Layout entries:
=======
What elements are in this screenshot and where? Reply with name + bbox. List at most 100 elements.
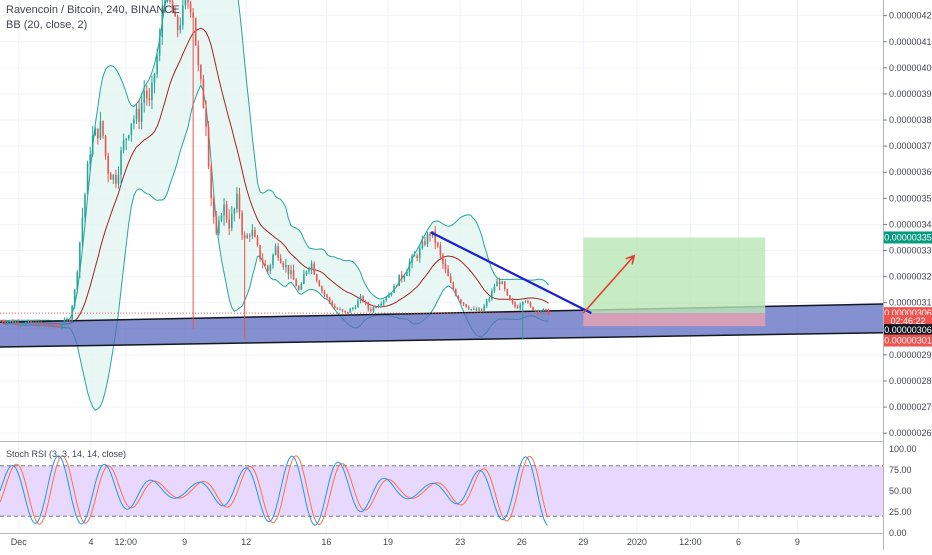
candle — [545, 308, 547, 310]
candle — [449, 276, 452, 283]
candle — [215, 216, 218, 233]
rsi-indicator-label: Stoch RSI (3, 3, 14, 14, close) — [6, 449, 126, 459]
bb-middle-line — [0, 27, 549, 325]
candle — [370, 309, 372, 311]
candle — [501, 281, 503, 285]
candle — [315, 274, 318, 281]
candle — [429, 233, 431, 236]
candle — [483, 305, 485, 311]
candle — [493, 286, 496, 291]
candle — [475, 308, 478, 311]
candle — [133, 119, 135, 124]
candle — [48, 325, 50, 327]
candle — [86, 163, 89, 195]
candle — [542, 308, 545, 312]
candle — [91, 135, 94, 155]
candle — [462, 302, 465, 305]
rsi-tick-label: 100.00 — [889, 444, 917, 454]
candle — [300, 283, 303, 290]
price-tick-label: 0.00000390 — [889, 89, 932, 99]
candle — [246, 235, 249, 239]
candle — [290, 270, 292, 275]
candle — [310, 263, 313, 269]
candle — [158, 37, 161, 56]
price-tick-label: 0.00000320 — [889, 272, 932, 282]
candle — [205, 108, 207, 127]
price-tick-label: 0.00000290 — [889, 350, 932, 360]
candle — [478, 308, 480, 311]
candle — [22, 324, 24, 326]
drawings[interactable] — [0, 231, 636, 315]
candle — [521, 301, 524, 305]
candle — [395, 285, 398, 287]
candle — [94, 128, 97, 136]
candle — [372, 307, 375, 311]
candle — [344, 310, 346, 312]
price-tick-label: 0.00000350 — [889, 193, 932, 203]
candle — [151, 82, 153, 101]
candle — [24, 322, 27, 325]
candle — [452, 282, 455, 290]
price-tick-label: 0.00000360 — [889, 167, 932, 177]
candle — [164, 1, 166, 8]
price-tag-label: 02:46:22 — [890, 316, 925, 326]
candle — [63, 319, 66, 326]
candle — [321, 286, 323, 292]
candle — [519, 304, 522, 309]
candle — [145, 90, 148, 99]
rsi-tick-label: 75.00 — [889, 465, 912, 475]
candle — [352, 308, 354, 310]
candle — [76, 272, 79, 290]
time-tick-label: 4 — [88, 537, 93, 547]
time-tick-label: 9 — [182, 537, 187, 547]
candle — [364, 301, 367, 303]
candle — [328, 297, 331, 302]
rsi-tick-label: 50.00 — [889, 486, 912, 496]
price-tag-label: 0.00000335 — [884, 232, 932, 242]
time-tick-label: 19 — [383, 537, 393, 547]
price-tick-label: 0.00000420 — [889, 11, 932, 21]
candle — [9, 321, 12, 323]
candle — [238, 193, 241, 213]
candle — [491, 290, 493, 299]
candle — [390, 292, 393, 295]
candle — [207, 126, 210, 167]
candle — [233, 209, 236, 214]
candle — [480, 308, 483, 311]
candle — [503, 281, 506, 290]
candle — [295, 279, 297, 287]
candle — [55, 325, 58, 327]
candle — [143, 90, 146, 103]
price-tag — [884, 231, 932, 244]
candle — [12, 321, 14, 324]
candle — [166, 0, 169, 2]
long-position-tool[interactable] — [583, 237, 766, 327]
candle — [406, 271, 408, 276]
candle — [524, 301, 527, 303]
time-tick-label: 23 — [455, 537, 465, 547]
candle — [292, 270, 295, 280]
candle — [498, 281, 501, 285]
candle — [436, 242, 439, 246]
rsi-band — [0, 465, 883, 517]
candle — [17, 321, 19, 325]
time-tick-label: 2020 — [627, 537, 647, 547]
candle — [135, 109, 138, 120]
price-tag — [884, 334, 932, 347]
candle — [267, 265, 269, 272]
indicator-label: BB (20, close, 2) — [6, 19, 87, 31]
candle — [89, 154, 91, 164]
candle — [97, 128, 99, 139]
candle — [99, 121, 102, 139]
candle — [527, 301, 529, 303]
price-axis-background — [883, 0, 932, 550]
bb-fill — [0, 0, 549, 411]
candle — [256, 236, 259, 246]
candle — [385, 297, 388, 301]
candle — [14, 321, 17, 324]
candle — [488, 298, 491, 301]
bb-upper-line — [0, 0, 549, 322]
=======
= Requirement =
Can you reproduce every line of the entries above word for word, omitting the pictures?

= Complete answer =
What elements are in this screenshot and where? Reply with name + bbox. List at most 100 elements.
candle — [545, 308, 547, 310]
candle — [449, 276, 452, 283]
candle — [215, 216, 218, 233]
rsi-indicator-label: Stoch RSI (3, 3, 14, 14, close) — [6, 449, 126, 459]
bb-middle-line — [0, 27, 549, 325]
candle — [370, 309, 372, 311]
candle — [501, 281, 503, 285]
candle — [315, 274, 318, 281]
candle — [429, 233, 431, 236]
candle — [483, 305, 485, 311]
candle — [493, 286, 496, 291]
candle — [475, 308, 478, 311]
candle — [133, 119, 135, 124]
candle — [48, 325, 50, 327]
candle — [86, 163, 89, 195]
candle — [542, 308, 545, 312]
candle — [91, 135, 94, 155]
candle — [462, 302, 465, 305]
rsi-tick-label: 100.00 — [889, 444, 917, 454]
candle — [300, 283, 303, 290]
price-tick-label: 0.00000390 — [889, 89, 932, 99]
candle — [246, 235, 249, 239]
candle — [290, 270, 292, 275]
candle — [310, 263, 313, 269]
candle — [158, 37, 161, 56]
price-tick-label: 0.00000320 — [889, 272, 932, 282]
candle — [205, 108, 207, 127]
price-tick-label: 0.00000290 — [889, 350, 932, 360]
candle — [478, 308, 480, 311]
candle — [22, 324, 24, 326]
drawings[interactable] — [0, 231, 636, 315]
candle — [521, 301, 524, 305]
candle — [395, 285, 398, 287]
candle — [94, 128, 97, 136]
candle — [372, 307, 375, 311]
candle — [344, 310, 346, 312]
price-tick-label: 0.00000350 — [889, 193, 932, 203]
candle — [151, 82, 153, 101]
candle — [24, 322, 27, 325]
candle — [452, 282, 455, 290]
price-tick-label: 0.00000360 — [889, 167, 932, 177]
candle — [164, 1, 166, 8]
price-tag-label: 02:46:22 — [890, 316, 925, 326]
candle — [63, 319, 66, 326]
candle — [321, 286, 323, 292]
candle — [519, 304, 522, 309]
candle — [145, 90, 148, 99]
rsi-tick-label: 75.00 — [889, 465, 912, 475]
candle — [352, 308, 354, 310]
candle — [76, 272, 79, 290]
time-tick-label: 4 — [88, 537, 93, 547]
time-tick-label: 9 — [182, 537, 187, 547]
candle — [364, 301, 367, 303]
candle — [328, 297, 331, 302]
rsi-tick-label: 50.00 — [889, 486, 912, 496]
price-tag-label: 0.00000335 — [884, 232, 932, 242]
time-tick-label: 19 — [383, 537, 393, 547]
price-tick-label: 0.00000420 — [889, 11, 932, 21]
candle — [9, 321, 12, 323]
candle — [238, 193, 241, 213]
candle — [491, 290, 493, 299]
candle — [390, 292, 393, 295]
candle — [207, 126, 210, 167]
candle — [233, 209, 236, 214]
candle — [480, 308, 483, 311]
candle — [503, 281, 506, 290]
candle — [295, 279, 297, 287]
candle — [55, 325, 58, 327]
candle — [143, 90, 146, 103]
price-tag — [884, 231, 932, 244]
candle — [12, 321, 14, 324]
candle — [166, 0, 169, 2]
long-position-tool[interactable] — [583, 237, 766, 327]
candle — [406, 271, 408, 276]
candle — [524, 301, 527, 303]
time-tick-label: 23 — [455, 537, 465, 547]
candle — [292, 270, 295, 280]
candle — [498, 281, 501, 285]
candle — [436, 242, 439, 246]
rsi-band — [0, 465, 883, 517]
candle — [17, 321, 19, 325]
time-tick-label: 2020 — [627, 537, 647, 547]
candle — [135, 109, 138, 120]
price-tag — [884, 334, 932, 347]
candle — [267, 265, 269, 272]
indicator-label: BB (20, close, 2) — [6, 19, 87, 31]
candle — [89, 154, 91, 164]
candle — [97, 128, 99, 139]
candle — [99, 121, 102, 139]
candle — [527, 301, 529, 303]
price-axis-background — [883, 0, 932, 550]
bb-fill — [0, 0, 549, 411]
candle — [256, 236, 259, 246]
candle — [385, 297, 388, 301]
candle — [14, 321, 17, 324]
candle — [488, 298, 491, 301]
bb-upper-line — [0, 0, 549, 322]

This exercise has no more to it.